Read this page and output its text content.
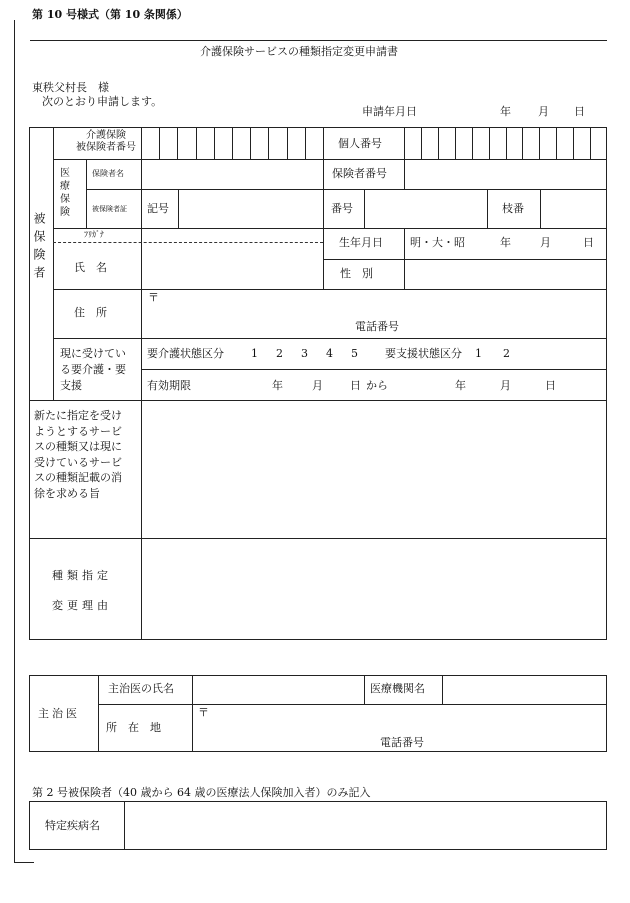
第 10 号様式（第 10 条関係）
介護保険サービスの種類指定変更申請書
東秩父村長　様
次のとおり申請します。
申請年月日	年 月 日
被保険者
介護保険
被保険者番号	個人番号
医療保険
保険者名	保険者番号
被保険者証 記号	番号	枝番
ﾌﾘｶﾞﾅ
氏　名
生年月日 明・大・昭	年	月	日
性　別
住　所
〒
電話番号
現に受けてい
る要介護・要
支援
要介護状態区分 1 2 3 4 5 要支援状態区分 1 2
有効期限	年	月 日 から	年	月	日
新たに指定を受け
ようとするサービ
スの種類又は現に
受けているサービ
スの種類記載の消
徐を求める旨
種類指定
変更理由
主治医
主治医の氏名	医療機関名
所　在　地
〒
電話番号
第 2 号被保険者（40 歳から 64 歳の医療法人保険加入者）のみ記入
特定疾病名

**Short problem**
Every line above should be returned word for word, with the pictures left behind.

**Finished exercise**
Read this page and output its text content.
第 10 号様式（第 10 条関係）
介護保険サービスの種類指定変更申請書
東秩父村長　様
次のとおり申請します。
申請年月日	年 月 日
被保険者
介護保険
被保険者番号	個人番号
医療保険
保険者名	保険者番号
被保険者証 記号	番号	枝番
ﾌﾘｶﾞﾅ
氏　名
生年月日 明・大・昭	年	月	日
性　別
住　所
〒
電話番号
現に受けてい
る要介護・要
支援
要介護状態区分 1 2 3 4 5 要支援状態区分 1 2
有効期限	年	月 日 から	年	月	日
新たに指定を受け
ようとするサービ
スの種類又は現に
受けているサービ
スの種類記載の消
徐を求める旨
種類指定
変更理由
主治医
主治医の氏名	医療機関名
所　在　地
〒
電話番号
第 2 号被保険者（40 歳から 64 歳の医療法人保険加入者）のみ記入
特定疾病名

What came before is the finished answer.